**EXTRACTED ENTRIES:**
****************************************

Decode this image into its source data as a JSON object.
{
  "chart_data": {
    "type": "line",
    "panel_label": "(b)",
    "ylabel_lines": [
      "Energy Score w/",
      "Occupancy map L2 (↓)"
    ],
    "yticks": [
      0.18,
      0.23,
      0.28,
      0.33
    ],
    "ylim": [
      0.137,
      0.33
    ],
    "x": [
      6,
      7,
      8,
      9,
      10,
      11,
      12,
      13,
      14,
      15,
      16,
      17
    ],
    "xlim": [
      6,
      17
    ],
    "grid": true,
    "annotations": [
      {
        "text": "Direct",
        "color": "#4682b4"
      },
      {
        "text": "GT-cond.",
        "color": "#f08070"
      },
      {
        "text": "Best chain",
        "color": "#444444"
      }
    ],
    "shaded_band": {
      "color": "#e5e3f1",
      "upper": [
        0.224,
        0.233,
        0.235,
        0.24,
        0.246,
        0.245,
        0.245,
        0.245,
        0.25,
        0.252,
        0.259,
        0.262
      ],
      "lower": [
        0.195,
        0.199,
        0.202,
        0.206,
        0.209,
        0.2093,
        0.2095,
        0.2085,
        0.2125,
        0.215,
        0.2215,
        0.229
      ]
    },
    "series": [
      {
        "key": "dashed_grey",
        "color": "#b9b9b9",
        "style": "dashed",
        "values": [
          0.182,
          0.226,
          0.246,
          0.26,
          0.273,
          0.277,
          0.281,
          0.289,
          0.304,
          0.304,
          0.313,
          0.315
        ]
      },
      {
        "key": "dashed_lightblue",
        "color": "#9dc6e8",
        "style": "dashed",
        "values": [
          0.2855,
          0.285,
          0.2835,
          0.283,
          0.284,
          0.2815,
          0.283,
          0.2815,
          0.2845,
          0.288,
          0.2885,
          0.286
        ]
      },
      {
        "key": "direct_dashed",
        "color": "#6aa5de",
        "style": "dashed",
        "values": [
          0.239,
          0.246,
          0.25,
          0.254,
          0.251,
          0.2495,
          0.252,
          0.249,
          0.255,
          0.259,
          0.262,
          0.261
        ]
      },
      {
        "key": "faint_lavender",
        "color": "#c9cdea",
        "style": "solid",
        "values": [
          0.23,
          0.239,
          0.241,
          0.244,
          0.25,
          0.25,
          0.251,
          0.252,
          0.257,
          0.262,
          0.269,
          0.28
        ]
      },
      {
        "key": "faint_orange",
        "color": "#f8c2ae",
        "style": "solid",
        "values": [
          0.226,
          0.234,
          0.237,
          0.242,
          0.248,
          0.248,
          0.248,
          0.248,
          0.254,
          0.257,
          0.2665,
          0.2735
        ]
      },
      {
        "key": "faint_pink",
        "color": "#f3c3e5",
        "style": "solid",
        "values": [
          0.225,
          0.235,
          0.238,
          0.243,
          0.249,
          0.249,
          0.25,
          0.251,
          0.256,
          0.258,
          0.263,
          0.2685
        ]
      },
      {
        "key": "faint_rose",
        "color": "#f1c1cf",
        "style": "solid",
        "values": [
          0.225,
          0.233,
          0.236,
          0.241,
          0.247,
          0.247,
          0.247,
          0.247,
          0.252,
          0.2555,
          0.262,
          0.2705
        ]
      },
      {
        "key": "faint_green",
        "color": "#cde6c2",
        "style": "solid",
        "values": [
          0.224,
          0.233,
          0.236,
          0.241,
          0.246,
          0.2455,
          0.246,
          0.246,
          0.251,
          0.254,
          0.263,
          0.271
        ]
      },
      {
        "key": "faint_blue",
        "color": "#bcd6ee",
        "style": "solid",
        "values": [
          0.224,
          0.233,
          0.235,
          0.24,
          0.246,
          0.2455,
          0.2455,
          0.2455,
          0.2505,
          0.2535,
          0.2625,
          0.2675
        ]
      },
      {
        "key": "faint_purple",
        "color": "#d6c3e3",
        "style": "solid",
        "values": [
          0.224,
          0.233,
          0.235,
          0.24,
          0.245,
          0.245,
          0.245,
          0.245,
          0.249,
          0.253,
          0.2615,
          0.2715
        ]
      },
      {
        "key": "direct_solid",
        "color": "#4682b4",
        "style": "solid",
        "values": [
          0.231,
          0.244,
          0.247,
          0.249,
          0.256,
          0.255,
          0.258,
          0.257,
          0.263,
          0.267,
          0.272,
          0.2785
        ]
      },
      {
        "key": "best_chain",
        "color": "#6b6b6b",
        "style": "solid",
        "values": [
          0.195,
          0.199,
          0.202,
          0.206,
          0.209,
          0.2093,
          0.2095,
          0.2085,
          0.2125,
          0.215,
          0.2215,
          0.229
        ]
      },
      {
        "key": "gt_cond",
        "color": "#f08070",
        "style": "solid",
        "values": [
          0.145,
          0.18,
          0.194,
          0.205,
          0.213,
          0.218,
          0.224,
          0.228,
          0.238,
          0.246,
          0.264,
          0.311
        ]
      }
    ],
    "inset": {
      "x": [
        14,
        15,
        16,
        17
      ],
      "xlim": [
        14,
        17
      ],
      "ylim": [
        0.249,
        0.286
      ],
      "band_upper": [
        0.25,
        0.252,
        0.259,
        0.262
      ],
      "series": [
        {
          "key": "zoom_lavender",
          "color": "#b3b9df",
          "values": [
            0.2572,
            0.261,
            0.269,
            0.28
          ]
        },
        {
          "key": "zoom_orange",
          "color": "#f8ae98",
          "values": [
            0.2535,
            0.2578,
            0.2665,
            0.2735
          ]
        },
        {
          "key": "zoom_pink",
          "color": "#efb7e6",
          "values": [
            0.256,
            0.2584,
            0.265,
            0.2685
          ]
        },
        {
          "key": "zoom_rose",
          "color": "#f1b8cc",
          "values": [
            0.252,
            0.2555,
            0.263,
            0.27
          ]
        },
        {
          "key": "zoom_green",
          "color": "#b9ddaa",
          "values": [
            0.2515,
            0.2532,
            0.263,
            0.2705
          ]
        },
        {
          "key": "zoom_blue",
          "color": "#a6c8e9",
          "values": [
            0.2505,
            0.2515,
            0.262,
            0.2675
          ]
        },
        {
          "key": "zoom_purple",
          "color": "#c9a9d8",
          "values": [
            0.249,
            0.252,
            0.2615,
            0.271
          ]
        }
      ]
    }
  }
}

****************************************

**WHAT YOU HAVE TO DO:** Restate every entry word for word.

**SOLUTION BELOW:**
Decode this image into its source data as a JSON object.
{
  "chart_data": {
    "type": "line",
    "panel_label": "(b)",
    "ylabel_lines": [
      "Energy Score w/",
      "Occupancy map L2 (↓)"
    ],
    "yticks": [
      0.18,
      0.23,
      0.28,
      0.33
    ],
    "ylim": [
      0.137,
      0.33
    ],
    "x": [
      6,
      7,
      8,
      9,
      10,
      11,
      12,
      13,
      14,
      15,
      16,
      17
    ],
    "xlim": [
      6,
      17
    ],
    "grid": true,
    "annotations": [
      {
        "text": "Direct",
        "color": "#4682b4"
      },
      {
        "text": "GT-cond.",
        "color": "#f08070"
      },
      {
        "text": "Best chain",
        "color": "#444444"
      }
    ],
    "shaded_band": {
      "color": "#e5e3f1",
      "upper": [
        0.224,
        0.233,
        0.235,
        0.24,
        0.246,
        0.245,
        0.245,
        0.245,
        0.25,
        0.252,
        0.259,
        0.262
      ],
      "lower": [
        0.195,
        0.199,
        0.202,
        0.206,
        0.209,
        0.2093,
        0.2095,
        0.2085,
        0.2125,
        0.215,
        0.2215,
        0.229
      ]
    },
    "series": [
      {
        "key": "dashed_grey",
        "color": "#b9b9b9",
        "style": "dashed",
        "values": [
          0.182,
          0.226,
          0.246,
          0.26,
          0.273,
          0.277,
          0.281,
          0.289,
          0.304,
          0.304,
          0.313,
          0.315
        ]
      },
      {
        "key": "dashed_lightblue",
        "color": "#9dc6e8",
        "style": "dashed",
        "values": [
          0.2855,
          0.285,
          0.2835,
          0.283,
          0.284,
          0.2815,
          0.283,
          0.2815,
          0.2845,
          0.288,
          0.2885,
          0.286
        ]
      },
      {
        "key": "direct_dashed",
        "color": "#6aa5de",
        "style": "dashed",
        "values": [
          0.239,
          0.246,
          0.25,
          0.254,
          0.251,
          0.2495,
          0.252,
          0.249,
          0.255,
          0.259,
          0.262,
          0.261
        ]
      },
      {
        "key": "faint_lavender",
        "color": "#c9cdea",
        "style": "solid",
        "values": [
          0.23,
          0.239,
          0.241,
          0.244,
          0.25,
          0.25,
          0.251,
          0.252,
          0.257,
          0.262,
          0.269,
          0.28
        ]
      },
      {
        "key": "faint_orange",
        "color": "#f8c2ae",
        "style": "solid",
        "values": [
          0.226,
          0.234,
          0.237,
          0.242,
          0.248,
          0.248,
          0.248,
          0.248,
          0.254,
          0.257,
          0.2665,
          0.2735
        ]
      },
      {
        "key": "faint_pink",
        "color": "#f3c3e5",
        "style": "solid",
        "values": [
          0.225,
          0.235,
          0.238,
          0.243,
          0.249,
          0.249,
          0.25,
          0.251,
          0.256,
          0.258,
          0.263,
          0.2685
        ]
      },
      {
        "key": "faint_rose",
        "color": "#f1c1cf",
        "style": "solid",
        "values": [
          0.225,
          0.233,
          0.236,
          0.241,
          0.247,
          0.247,
          0.247,
          0.247,
          0.252,
          0.2555,
          0.262,
          0.2705
        ]
      },
      {
        "key": "faint_green",
        "color": "#cde6c2",
        "style": "solid",
        "values": [
          0.224,
          0.233,
          0.236,
          0.241,
          0.246,
          0.2455,
          0.246,
          0.246,
          0.251,
          0.254,
          0.263,
          0.271
        ]
      },
      {
        "key": "faint_blue",
        "color": "#bcd6ee",
        "style": "solid",
        "values": [
          0.224,
          0.233,
          0.235,
          0.24,
          0.246,
          0.2455,
          0.2455,
          0.2455,
          0.2505,
          0.2535,
          0.2625,
          0.2675
        ]
      },
      {
        "key": "faint_purple",
        "color": "#d6c3e3",
        "style": "solid",
        "values": [
          0.224,
          0.233,
          0.235,
          0.24,
          0.245,
          0.245,
          0.245,
          0.245,
          0.249,
          0.253,
          0.2615,
          0.2715
        ]
      },
      {
        "key": "direct_solid",
        "color": "#4682b4",
        "style": "solid",
        "values": [
          0.231,
          0.244,
          0.247,
          0.249,
          0.256,
          0.255,
          0.258,
          0.257,
          0.263,
          0.267,
          0.272,
          0.2785
        ]
      },
      {
        "key": "best_chain",
        "color": "#6b6b6b",
        "style": "solid",
        "values": [
          0.195,
          0.199,
          0.202,
          0.206,
          0.209,
          0.2093,
          0.2095,
          0.2085,
          0.2125,
          0.215,
          0.2215,
          0.229
        ]
      },
      {
        "key": "gt_cond",
        "color": "#f08070",
        "style": "solid",
        "values": [
          0.145,
          0.18,
          0.194,
          0.205,
          0.213,
          0.218,
          0.224,
          0.228,
          0.238,
          0.246,
          0.264,
          0.311
        ]
      }
    ],
    "inset": {
      "x": [
        14,
        15,
        16,
        17
      ],
      "xlim": [
        14,
        17
      ],
      "ylim": [
        0.249,
        0.286
      ],
      "band_upper": [
        0.25,
        0.252,
        0.259,
        0.262
      ],
      "series": [
        {
          "key": "zoom_lavender",
          "color": "#b3b9df",
          "values": [
            0.2572,
            0.261,
            0.269,
            0.28
          ]
        },
        {
          "key": "zoom_orange",
          "color": "#f8ae98",
          "values": [
            0.2535,
            0.2578,
            0.2665,
            0.2735
          ]
        },
        {
          "key": "zoom_pink",
          "color": "#efb7e6",
          "values": [
            0.256,
            0.2584,
            0.265,
            0.2685
          ]
        },
        {
          "key": "zoom_rose",
          "color": "#f1b8cc",
          "values": [
            0.252,
            0.2555,
            0.263,
            0.27
          ]
        },
        {
          "key": "zoom_green",
          "color": "#b9ddaa",
          "values": [
            0.2515,
            0.2532,
            0.263,
            0.2705
          ]
        },
        {
          "key": "zoom_blue",
          "color": "#a6c8e9",
          "values": [
            0.2505,
            0.2515,
            0.262,
            0.2675
          ]
        },
        {
          "key": "zoom_purple",
          "color": "#c9a9d8",
          "values": [
            0.249,
            0.252,
            0.2615,
            0.271
          ]
        }
      ]
    }
  }
}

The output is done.